§ Your task: Please copy out, word for word, the lines from the start of the saved entries through the line containing "List each element", including both ends.

Saved entries
============
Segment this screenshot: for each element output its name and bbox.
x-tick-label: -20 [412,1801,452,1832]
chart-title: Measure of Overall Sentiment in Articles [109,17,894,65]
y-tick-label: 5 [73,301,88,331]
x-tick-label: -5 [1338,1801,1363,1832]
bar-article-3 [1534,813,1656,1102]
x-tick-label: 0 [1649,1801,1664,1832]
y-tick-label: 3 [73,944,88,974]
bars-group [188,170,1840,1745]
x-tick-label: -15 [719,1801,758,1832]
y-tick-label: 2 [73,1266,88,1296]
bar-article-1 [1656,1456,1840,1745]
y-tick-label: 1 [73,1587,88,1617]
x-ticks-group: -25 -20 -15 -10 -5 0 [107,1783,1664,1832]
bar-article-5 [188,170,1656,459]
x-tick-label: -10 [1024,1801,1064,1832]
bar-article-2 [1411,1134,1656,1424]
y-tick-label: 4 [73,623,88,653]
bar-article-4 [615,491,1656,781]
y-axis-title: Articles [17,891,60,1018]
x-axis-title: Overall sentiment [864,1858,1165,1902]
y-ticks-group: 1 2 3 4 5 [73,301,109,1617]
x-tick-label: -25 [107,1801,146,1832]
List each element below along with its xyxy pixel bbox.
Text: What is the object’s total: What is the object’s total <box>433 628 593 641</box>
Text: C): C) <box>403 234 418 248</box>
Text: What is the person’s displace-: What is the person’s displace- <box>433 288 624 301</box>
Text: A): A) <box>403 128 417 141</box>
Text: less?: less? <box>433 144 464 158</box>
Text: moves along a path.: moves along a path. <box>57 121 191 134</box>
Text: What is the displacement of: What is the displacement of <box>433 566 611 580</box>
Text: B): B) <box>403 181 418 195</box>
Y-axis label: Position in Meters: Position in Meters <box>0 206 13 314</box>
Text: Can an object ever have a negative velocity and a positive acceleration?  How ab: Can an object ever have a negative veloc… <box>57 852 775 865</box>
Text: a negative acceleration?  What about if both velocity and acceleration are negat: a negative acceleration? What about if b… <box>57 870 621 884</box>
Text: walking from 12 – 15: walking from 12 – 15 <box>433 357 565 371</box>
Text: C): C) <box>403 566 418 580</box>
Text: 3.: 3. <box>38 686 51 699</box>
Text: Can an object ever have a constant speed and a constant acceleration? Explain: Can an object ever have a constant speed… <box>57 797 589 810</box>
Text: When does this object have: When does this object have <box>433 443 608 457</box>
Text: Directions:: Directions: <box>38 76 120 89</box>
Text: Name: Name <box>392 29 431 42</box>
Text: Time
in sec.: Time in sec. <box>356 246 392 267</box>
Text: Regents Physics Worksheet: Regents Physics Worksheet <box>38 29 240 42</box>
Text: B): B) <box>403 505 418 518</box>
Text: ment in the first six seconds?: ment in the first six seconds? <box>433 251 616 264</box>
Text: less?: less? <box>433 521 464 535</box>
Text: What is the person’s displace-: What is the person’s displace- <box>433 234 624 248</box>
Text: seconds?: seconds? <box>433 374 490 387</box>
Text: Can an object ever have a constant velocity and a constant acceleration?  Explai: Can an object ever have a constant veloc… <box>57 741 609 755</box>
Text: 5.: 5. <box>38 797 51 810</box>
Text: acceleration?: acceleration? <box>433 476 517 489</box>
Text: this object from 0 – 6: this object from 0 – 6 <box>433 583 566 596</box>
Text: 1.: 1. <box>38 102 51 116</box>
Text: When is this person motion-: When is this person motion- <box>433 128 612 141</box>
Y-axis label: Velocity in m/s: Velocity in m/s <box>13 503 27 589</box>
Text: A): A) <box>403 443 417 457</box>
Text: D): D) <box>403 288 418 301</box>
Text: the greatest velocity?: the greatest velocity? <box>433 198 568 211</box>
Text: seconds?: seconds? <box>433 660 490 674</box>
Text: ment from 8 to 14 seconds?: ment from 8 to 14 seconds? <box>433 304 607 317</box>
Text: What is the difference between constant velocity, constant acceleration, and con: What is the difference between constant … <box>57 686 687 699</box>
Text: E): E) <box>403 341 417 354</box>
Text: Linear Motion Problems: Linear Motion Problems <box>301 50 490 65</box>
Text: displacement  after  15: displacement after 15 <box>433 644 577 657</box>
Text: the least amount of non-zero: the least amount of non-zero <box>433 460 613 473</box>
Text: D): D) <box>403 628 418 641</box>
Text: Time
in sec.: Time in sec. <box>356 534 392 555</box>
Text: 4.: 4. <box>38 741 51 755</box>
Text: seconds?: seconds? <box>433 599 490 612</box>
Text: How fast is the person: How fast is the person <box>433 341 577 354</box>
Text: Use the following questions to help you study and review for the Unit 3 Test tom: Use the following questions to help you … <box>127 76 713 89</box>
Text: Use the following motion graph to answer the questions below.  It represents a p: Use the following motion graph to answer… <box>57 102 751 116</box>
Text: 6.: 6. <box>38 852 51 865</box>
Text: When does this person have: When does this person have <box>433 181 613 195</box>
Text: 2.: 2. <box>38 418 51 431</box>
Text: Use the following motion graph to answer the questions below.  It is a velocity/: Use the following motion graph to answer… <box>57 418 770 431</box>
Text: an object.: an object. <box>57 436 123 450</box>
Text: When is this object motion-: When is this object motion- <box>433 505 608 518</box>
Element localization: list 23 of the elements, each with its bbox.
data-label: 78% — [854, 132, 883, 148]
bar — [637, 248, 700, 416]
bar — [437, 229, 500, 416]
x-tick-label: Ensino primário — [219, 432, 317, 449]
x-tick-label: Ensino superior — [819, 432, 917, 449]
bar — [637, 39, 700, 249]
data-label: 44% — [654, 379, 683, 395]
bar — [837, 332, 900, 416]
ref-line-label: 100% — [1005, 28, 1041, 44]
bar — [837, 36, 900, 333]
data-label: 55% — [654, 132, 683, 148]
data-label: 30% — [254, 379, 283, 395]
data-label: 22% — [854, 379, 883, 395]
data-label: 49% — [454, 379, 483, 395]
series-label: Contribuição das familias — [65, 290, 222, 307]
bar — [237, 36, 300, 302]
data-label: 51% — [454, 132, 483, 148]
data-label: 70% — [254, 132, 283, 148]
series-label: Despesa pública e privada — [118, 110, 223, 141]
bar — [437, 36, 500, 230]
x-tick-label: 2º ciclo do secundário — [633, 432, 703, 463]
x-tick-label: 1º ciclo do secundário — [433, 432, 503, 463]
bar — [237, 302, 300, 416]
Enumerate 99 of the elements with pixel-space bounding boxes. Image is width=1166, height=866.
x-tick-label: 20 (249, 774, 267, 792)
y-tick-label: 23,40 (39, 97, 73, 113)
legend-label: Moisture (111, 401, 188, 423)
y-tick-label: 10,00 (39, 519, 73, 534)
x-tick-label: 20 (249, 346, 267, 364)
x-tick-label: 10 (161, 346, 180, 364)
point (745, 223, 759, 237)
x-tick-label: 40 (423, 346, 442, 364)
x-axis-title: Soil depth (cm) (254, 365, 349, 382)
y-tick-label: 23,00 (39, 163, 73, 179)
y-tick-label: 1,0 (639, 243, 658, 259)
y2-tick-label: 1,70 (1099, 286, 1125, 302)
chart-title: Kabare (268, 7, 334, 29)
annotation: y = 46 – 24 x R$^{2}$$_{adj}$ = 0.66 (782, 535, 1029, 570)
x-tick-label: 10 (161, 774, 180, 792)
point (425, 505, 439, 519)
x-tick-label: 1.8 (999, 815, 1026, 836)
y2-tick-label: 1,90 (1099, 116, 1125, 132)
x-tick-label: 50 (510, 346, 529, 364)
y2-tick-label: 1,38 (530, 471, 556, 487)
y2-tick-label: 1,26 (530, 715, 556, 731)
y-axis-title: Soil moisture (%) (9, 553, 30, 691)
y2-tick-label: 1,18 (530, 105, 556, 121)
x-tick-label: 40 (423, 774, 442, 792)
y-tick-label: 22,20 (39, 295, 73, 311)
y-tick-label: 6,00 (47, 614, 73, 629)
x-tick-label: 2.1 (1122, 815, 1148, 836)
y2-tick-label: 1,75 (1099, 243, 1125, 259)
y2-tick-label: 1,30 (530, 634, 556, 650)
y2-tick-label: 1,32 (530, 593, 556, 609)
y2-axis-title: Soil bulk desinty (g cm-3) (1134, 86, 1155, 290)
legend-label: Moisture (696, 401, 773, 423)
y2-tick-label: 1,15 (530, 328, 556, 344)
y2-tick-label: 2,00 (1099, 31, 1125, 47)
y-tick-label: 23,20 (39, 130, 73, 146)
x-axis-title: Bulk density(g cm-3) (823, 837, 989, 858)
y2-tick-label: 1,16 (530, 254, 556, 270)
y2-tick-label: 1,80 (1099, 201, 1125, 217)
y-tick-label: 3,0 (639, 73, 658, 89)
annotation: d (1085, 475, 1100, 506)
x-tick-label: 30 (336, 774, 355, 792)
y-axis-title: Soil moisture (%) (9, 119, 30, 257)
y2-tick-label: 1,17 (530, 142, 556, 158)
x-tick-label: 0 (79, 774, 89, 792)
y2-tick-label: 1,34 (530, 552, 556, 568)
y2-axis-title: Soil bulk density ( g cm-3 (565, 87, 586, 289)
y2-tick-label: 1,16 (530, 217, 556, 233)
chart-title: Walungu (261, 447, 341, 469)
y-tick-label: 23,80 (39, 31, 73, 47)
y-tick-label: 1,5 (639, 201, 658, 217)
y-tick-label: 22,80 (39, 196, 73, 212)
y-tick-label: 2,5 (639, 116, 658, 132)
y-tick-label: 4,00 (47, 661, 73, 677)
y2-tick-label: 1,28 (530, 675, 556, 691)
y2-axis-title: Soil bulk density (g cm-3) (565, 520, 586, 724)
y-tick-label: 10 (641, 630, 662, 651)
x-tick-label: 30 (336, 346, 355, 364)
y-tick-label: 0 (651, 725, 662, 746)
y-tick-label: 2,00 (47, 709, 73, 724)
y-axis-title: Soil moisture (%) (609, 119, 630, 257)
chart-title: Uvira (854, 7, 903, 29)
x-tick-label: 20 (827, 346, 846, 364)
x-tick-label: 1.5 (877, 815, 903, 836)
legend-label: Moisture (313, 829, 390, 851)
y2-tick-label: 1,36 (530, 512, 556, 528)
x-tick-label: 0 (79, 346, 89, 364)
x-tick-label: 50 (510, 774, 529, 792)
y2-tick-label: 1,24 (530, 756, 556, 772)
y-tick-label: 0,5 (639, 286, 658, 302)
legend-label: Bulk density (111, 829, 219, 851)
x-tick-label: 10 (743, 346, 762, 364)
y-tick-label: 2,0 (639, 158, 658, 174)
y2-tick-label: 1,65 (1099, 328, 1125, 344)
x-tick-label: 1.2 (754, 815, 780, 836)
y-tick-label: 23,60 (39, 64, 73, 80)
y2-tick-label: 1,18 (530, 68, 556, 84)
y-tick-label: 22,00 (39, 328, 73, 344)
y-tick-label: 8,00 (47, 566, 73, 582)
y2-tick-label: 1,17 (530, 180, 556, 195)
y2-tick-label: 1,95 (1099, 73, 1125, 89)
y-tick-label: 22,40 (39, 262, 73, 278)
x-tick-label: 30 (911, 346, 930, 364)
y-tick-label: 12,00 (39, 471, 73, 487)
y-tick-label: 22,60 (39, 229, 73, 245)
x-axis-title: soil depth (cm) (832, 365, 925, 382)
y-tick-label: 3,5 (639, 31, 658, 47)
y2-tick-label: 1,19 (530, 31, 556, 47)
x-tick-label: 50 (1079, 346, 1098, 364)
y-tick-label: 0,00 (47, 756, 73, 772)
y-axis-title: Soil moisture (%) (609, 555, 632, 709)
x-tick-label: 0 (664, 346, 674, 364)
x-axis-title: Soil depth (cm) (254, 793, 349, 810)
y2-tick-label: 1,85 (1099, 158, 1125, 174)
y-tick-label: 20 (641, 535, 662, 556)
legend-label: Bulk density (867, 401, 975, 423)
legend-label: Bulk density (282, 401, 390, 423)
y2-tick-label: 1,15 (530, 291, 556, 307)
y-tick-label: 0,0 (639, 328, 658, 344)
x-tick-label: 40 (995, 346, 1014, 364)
============
§ Written answer:
Segment this screenshot: for each element output its name and bbox.
x-tick-label: -20 [412,1801,452,1832]
chart-title: Measure of Overall Sentiment in Articles [109,17,894,65]
y-tick-label: 5 [73,301,88,331]
x-tick-label: -5 [1338,1801,1363,1832]
bar-article-3 [1534,813,1656,1102]
x-tick-label: 0 [1649,1801,1664,1832]
y-tick-label: 3 [73,944,88,974]
bars-group [188,170,1840,1745]
x-tick-label: -15 [719,1801,758,1832]
y-tick-label: 2 [73,1266,88,1296]
bar-article-1 [1656,1456,1840,1745]
y-tick-label: 1 [73,1587,88,1617]
x-ticks-group: -25 -20 -15 -10 -5 0 [107,1783,1664,1832]
bar-article-5 [188,170,1656,459]
x-tick-label: -10 [1024,1801,1064,1832]
bar-article-2 [1411,1134,1656,1424]
y-tick-label: 4 [73,623,88,653]
bar-article-4 [615,491,1656,781]
y-axis-title: Articles [17,891,60,1018]
x-axis-title: Overall sentiment [864,1858,1165,1902]
y-ticks-group: 1 2 3 4 5 [73,301,109,1617]
x-tick-label: -25 [107,1801,146,1832]
List each element below along with its xyxy pixel bbox.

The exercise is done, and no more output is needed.